#### [Stated task]
How many lines in these records hold the string "деятельности"? Reply with the number alone.

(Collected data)
>> start
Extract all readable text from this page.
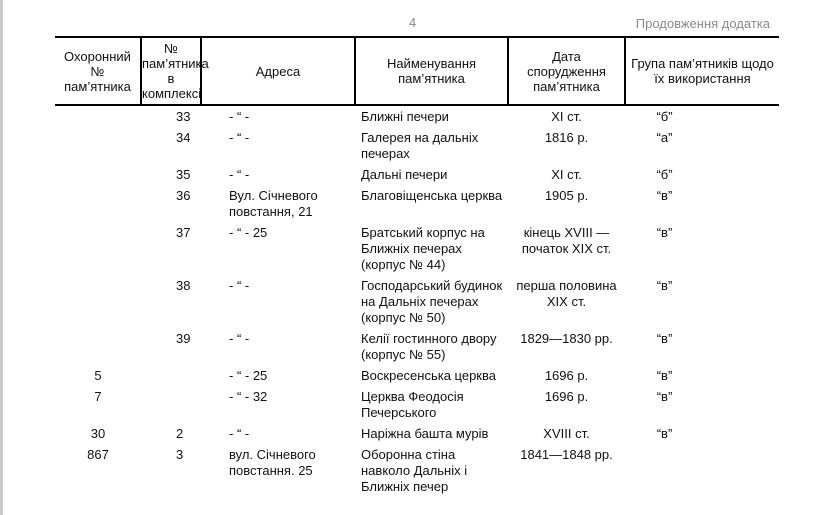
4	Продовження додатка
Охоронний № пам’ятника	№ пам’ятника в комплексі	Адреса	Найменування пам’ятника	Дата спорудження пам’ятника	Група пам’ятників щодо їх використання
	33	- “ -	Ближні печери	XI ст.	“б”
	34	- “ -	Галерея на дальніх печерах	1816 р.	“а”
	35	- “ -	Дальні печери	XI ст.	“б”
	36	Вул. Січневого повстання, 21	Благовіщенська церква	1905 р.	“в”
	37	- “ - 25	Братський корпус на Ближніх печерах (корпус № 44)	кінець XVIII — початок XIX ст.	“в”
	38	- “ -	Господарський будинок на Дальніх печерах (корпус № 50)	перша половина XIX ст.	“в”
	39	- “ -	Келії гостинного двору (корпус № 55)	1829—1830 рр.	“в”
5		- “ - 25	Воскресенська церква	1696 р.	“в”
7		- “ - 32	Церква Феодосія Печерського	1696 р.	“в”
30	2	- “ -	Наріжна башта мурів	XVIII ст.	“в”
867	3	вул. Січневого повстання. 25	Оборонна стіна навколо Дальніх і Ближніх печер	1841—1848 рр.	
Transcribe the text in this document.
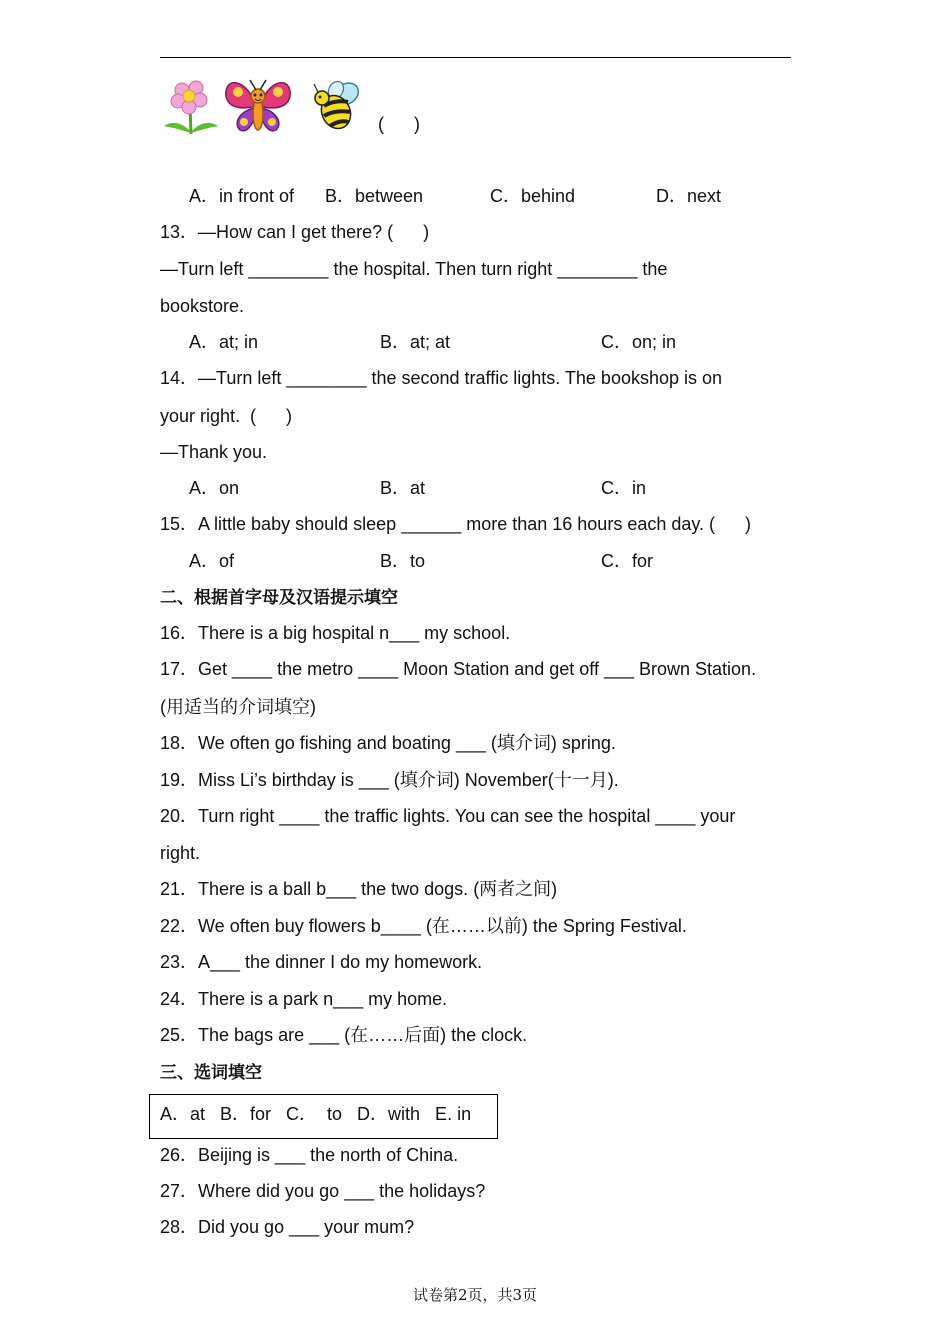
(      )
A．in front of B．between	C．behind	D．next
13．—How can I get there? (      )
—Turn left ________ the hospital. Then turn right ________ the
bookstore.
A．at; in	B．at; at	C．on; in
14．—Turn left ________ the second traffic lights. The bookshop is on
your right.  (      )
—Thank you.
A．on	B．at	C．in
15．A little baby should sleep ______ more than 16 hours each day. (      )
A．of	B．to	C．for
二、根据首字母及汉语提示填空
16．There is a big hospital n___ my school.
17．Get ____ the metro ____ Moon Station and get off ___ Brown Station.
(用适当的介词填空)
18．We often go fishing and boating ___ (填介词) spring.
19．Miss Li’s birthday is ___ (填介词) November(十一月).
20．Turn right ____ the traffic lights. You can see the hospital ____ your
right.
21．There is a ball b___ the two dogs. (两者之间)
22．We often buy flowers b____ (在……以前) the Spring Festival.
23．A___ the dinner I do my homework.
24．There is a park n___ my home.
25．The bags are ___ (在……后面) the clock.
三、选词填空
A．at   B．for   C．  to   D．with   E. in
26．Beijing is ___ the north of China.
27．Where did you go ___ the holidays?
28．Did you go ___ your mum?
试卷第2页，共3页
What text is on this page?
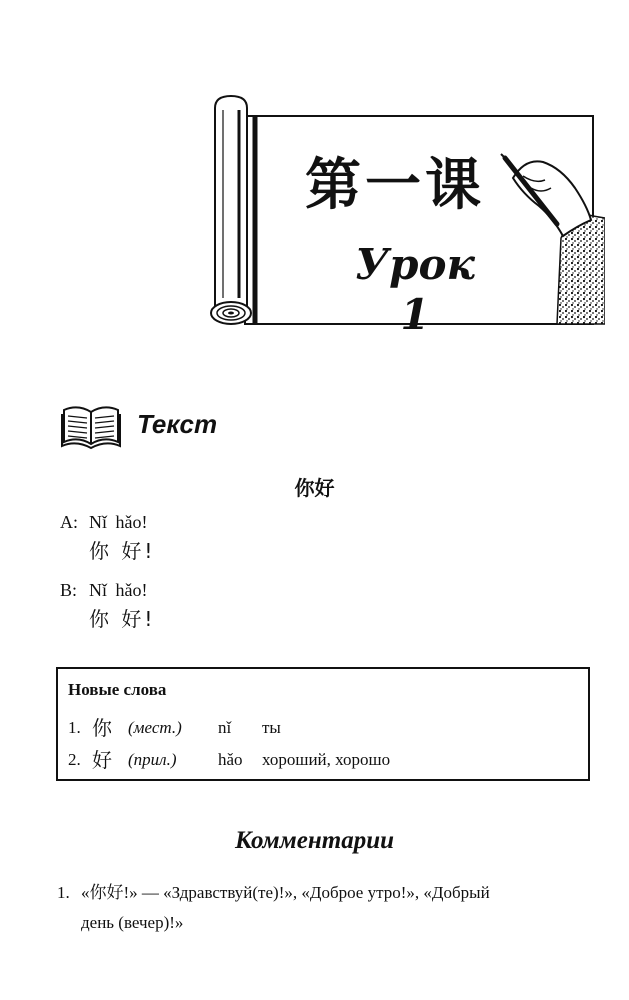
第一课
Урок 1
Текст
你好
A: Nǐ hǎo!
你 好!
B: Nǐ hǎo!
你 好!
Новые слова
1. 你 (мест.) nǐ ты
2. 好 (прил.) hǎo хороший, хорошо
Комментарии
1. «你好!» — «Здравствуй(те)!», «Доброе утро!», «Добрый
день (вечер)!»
>> end
>> start
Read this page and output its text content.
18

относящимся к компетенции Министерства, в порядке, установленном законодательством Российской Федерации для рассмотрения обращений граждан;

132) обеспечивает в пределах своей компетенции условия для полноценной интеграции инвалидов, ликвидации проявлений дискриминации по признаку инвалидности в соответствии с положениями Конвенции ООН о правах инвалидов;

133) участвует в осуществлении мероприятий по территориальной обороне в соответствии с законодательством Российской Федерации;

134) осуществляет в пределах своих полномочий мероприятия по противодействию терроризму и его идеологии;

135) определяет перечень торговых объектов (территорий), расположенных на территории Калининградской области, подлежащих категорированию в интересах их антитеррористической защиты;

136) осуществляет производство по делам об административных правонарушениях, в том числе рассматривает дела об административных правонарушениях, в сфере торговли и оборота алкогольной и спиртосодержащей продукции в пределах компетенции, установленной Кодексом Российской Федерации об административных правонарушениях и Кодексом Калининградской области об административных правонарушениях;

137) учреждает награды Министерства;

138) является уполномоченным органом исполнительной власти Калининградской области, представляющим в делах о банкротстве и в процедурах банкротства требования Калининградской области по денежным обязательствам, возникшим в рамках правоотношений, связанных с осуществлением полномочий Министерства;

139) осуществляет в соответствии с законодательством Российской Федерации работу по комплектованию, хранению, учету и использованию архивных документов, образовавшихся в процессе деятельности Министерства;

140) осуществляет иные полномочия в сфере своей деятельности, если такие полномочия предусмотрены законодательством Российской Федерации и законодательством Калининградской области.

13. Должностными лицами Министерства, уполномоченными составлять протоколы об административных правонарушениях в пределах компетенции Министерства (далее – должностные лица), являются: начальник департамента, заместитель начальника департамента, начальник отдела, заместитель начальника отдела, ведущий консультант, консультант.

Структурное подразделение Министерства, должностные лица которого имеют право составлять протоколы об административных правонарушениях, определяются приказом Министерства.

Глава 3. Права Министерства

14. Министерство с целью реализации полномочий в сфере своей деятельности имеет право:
>> end
>> start
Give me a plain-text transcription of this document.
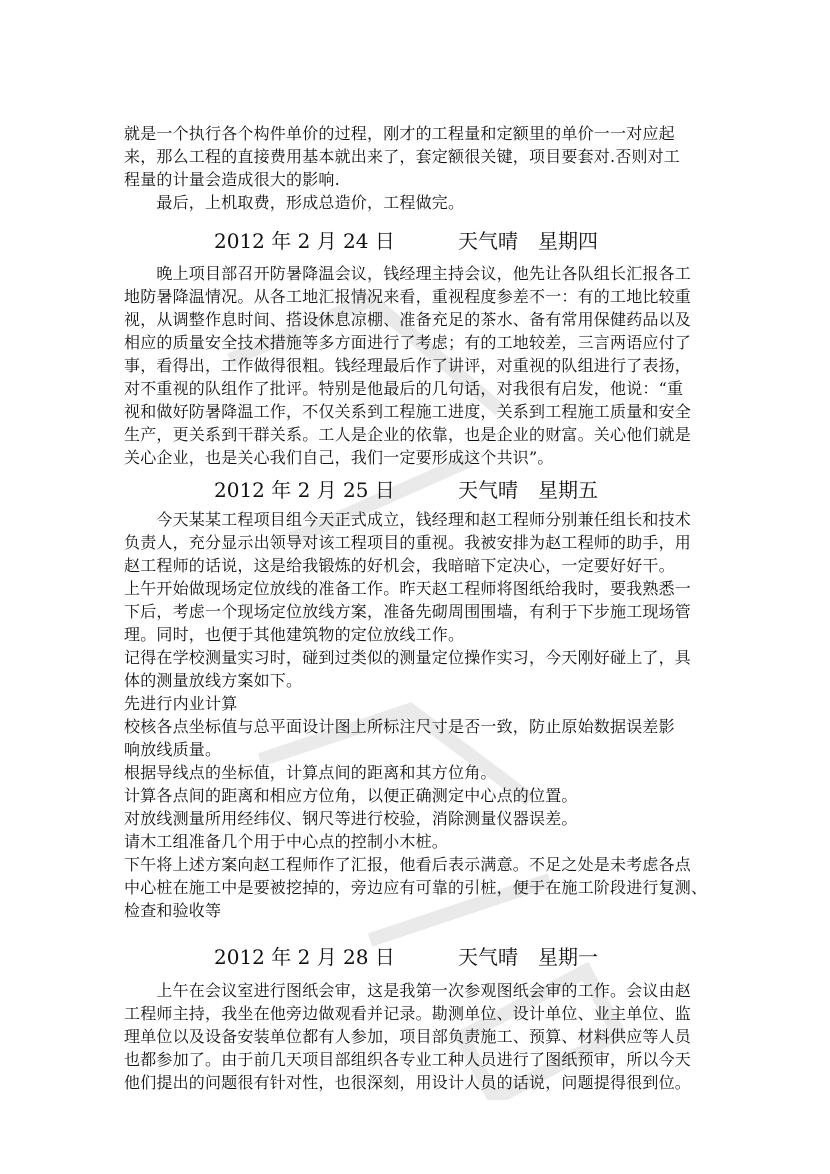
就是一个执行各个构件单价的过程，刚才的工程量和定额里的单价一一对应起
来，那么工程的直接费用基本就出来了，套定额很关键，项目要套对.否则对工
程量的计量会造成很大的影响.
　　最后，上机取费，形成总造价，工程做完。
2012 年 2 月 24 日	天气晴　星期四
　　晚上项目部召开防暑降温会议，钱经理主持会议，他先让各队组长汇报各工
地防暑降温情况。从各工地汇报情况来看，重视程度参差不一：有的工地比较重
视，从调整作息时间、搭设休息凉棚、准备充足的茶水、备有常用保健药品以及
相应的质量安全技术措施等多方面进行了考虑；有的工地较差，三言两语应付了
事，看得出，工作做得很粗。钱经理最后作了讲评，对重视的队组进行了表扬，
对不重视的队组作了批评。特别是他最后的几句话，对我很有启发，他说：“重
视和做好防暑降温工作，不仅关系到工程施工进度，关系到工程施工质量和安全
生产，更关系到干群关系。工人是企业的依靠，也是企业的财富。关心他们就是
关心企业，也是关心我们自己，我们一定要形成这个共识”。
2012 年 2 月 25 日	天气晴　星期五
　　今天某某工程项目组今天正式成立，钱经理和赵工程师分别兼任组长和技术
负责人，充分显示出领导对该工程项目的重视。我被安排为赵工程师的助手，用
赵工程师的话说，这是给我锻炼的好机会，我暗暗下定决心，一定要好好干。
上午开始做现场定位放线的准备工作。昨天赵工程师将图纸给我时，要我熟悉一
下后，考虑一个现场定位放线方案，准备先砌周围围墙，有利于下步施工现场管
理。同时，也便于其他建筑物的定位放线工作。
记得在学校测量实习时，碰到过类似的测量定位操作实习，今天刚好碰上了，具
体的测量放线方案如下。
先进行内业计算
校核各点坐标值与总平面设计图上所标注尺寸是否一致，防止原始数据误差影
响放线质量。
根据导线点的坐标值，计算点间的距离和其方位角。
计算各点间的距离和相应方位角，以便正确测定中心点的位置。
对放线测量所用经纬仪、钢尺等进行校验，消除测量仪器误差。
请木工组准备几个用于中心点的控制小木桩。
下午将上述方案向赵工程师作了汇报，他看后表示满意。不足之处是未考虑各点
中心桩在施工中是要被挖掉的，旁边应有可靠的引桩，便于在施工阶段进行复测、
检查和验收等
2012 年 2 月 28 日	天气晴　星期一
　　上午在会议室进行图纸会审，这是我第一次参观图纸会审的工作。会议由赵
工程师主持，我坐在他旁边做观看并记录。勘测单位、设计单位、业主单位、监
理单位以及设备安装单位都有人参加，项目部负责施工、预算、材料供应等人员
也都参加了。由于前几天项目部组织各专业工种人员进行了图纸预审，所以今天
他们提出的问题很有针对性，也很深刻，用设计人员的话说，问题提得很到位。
>> end
#### [Output for this task]
3